| Written instruction |
Reproduce the records verbatim, from their first line through the line containing "city-illustration xyxy=(486,561,616,640)", inclusive.

+--

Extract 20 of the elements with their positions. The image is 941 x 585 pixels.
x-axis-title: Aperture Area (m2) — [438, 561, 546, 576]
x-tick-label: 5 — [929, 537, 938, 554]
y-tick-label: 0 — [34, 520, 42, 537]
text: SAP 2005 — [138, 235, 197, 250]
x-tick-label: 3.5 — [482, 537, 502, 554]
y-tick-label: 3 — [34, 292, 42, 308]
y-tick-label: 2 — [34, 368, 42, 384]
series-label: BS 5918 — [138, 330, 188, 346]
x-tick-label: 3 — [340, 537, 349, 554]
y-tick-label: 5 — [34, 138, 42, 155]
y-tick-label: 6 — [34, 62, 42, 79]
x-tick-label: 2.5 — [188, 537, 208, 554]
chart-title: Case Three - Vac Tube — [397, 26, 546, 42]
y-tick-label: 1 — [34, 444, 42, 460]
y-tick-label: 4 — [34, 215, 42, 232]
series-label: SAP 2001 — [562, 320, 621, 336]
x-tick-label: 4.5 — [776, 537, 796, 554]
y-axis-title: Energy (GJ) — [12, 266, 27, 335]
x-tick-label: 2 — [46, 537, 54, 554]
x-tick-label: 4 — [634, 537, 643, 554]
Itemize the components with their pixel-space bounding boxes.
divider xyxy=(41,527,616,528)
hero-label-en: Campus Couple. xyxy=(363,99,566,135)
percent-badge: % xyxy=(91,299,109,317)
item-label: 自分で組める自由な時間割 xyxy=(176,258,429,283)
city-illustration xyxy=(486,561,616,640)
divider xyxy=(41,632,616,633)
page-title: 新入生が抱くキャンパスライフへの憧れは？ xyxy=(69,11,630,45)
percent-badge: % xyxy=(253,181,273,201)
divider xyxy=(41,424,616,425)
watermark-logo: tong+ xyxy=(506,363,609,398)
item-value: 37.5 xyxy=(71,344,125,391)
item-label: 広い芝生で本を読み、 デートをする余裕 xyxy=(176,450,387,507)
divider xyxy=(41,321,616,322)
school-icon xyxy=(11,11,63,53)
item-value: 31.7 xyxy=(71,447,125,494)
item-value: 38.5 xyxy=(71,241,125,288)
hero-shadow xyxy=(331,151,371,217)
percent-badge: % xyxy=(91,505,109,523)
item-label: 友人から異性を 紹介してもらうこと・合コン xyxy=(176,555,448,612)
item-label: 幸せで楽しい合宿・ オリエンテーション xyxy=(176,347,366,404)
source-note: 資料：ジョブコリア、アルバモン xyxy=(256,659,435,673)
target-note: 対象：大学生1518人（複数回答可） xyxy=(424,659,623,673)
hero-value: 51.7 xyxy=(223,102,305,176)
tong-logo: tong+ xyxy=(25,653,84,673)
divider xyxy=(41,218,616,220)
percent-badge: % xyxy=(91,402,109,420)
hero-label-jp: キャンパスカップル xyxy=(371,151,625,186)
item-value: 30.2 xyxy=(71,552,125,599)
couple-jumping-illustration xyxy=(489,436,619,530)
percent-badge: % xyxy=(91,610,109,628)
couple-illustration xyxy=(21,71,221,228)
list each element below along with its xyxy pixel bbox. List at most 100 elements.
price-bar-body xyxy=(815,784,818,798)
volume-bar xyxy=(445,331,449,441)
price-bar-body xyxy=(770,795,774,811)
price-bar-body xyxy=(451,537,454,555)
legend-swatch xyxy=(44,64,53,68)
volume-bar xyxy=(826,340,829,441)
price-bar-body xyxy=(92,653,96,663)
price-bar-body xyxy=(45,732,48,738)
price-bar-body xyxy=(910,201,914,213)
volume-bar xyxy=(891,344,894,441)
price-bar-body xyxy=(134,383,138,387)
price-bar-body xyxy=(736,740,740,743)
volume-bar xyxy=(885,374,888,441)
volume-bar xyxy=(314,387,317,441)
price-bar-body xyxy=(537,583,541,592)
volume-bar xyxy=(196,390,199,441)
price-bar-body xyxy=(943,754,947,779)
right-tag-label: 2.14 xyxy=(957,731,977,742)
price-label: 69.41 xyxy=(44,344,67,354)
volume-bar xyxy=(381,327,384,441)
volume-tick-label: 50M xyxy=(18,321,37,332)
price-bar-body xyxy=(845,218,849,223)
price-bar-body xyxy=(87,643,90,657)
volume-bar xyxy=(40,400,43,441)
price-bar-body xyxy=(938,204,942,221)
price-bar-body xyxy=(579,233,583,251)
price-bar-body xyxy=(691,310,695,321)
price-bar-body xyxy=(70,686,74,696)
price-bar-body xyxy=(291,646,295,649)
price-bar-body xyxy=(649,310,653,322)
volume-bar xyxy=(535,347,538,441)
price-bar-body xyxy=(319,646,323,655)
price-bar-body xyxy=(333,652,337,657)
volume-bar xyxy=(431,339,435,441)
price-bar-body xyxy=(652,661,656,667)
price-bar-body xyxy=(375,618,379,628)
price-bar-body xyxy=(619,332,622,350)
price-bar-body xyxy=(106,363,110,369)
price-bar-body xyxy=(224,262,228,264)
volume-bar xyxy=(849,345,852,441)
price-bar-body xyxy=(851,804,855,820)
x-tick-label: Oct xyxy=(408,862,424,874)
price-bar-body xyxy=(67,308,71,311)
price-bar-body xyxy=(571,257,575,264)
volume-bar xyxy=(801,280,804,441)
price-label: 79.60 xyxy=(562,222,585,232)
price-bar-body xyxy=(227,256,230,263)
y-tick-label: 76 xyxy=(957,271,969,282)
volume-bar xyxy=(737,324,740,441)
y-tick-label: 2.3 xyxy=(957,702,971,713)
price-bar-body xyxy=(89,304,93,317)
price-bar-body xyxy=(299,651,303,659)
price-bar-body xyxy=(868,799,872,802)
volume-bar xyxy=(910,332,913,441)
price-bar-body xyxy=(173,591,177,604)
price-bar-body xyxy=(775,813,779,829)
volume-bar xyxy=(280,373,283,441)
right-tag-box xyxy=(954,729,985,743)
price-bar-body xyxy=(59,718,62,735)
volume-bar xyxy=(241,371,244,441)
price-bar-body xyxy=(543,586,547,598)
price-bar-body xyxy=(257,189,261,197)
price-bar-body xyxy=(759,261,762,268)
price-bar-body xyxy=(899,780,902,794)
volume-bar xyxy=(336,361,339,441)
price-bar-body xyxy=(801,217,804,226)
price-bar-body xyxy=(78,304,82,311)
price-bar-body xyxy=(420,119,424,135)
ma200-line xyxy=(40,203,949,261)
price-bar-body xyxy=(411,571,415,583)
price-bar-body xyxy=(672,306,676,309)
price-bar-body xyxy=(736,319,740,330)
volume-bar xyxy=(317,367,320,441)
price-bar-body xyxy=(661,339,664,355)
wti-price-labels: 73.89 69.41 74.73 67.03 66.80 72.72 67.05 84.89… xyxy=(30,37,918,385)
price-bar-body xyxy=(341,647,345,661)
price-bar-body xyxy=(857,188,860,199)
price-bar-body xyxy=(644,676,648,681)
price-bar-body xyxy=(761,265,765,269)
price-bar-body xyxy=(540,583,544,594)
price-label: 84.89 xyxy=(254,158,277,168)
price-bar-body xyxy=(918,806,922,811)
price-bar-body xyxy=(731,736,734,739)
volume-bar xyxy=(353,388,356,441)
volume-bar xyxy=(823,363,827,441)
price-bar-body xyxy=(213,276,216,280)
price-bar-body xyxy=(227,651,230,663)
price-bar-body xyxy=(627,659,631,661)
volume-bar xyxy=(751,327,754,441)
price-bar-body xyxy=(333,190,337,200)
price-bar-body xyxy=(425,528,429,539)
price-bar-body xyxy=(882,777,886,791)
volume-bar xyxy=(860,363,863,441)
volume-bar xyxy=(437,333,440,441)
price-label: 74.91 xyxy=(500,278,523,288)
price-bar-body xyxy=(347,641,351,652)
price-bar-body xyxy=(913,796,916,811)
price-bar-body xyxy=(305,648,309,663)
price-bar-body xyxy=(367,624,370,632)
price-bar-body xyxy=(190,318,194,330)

+--

| Completed task |
Extract 20 of the elements with their positions. The image is 941 x 585 pixels.
x-axis-title: Aperture Area (m2) — [438, 561, 546, 576]
x-tick-label: 5 — [929, 537, 938, 554]
y-tick-label: 0 — [34, 520, 42, 537]
text: SAP 2005 — [138, 235, 197, 250]
x-tick-label: 3.5 — [482, 537, 502, 554]
y-tick-label: 3 — [34, 292, 42, 308]
y-tick-label: 2 — [34, 368, 42, 384]
series-label: BS 5918 — [138, 330, 188, 346]
x-tick-label: 3 — [340, 537, 349, 554]
y-tick-label: 5 — [34, 138, 42, 155]
y-tick-label: 6 — [34, 62, 42, 79]
x-tick-label: 2.5 — [188, 537, 208, 554]
chart-title: Case Three - Vac Tube — [397, 26, 546, 42]
y-tick-label: 1 — [34, 444, 42, 460]
y-tick-label: 4 — [34, 215, 42, 232]
series-label: SAP 2001 — [562, 320, 621, 336]
x-tick-label: 4.5 — [776, 537, 796, 554]
y-axis-title: Energy (GJ) — [12, 266, 27, 335]
x-tick-label: 2 — [46, 537, 54, 554]
x-tick-label: 4 — [634, 537, 643, 554]
Itemize the components with their pixel-space bounding boxes.
divider xyxy=(41,527,616,528)
hero-label-en: Campus Couple. xyxy=(363,99,566,135)
percent-badge: % xyxy=(91,299,109,317)
item-label: 自分で組める自由な時間割 xyxy=(176,258,429,283)
city-illustration xyxy=(486,561,616,640)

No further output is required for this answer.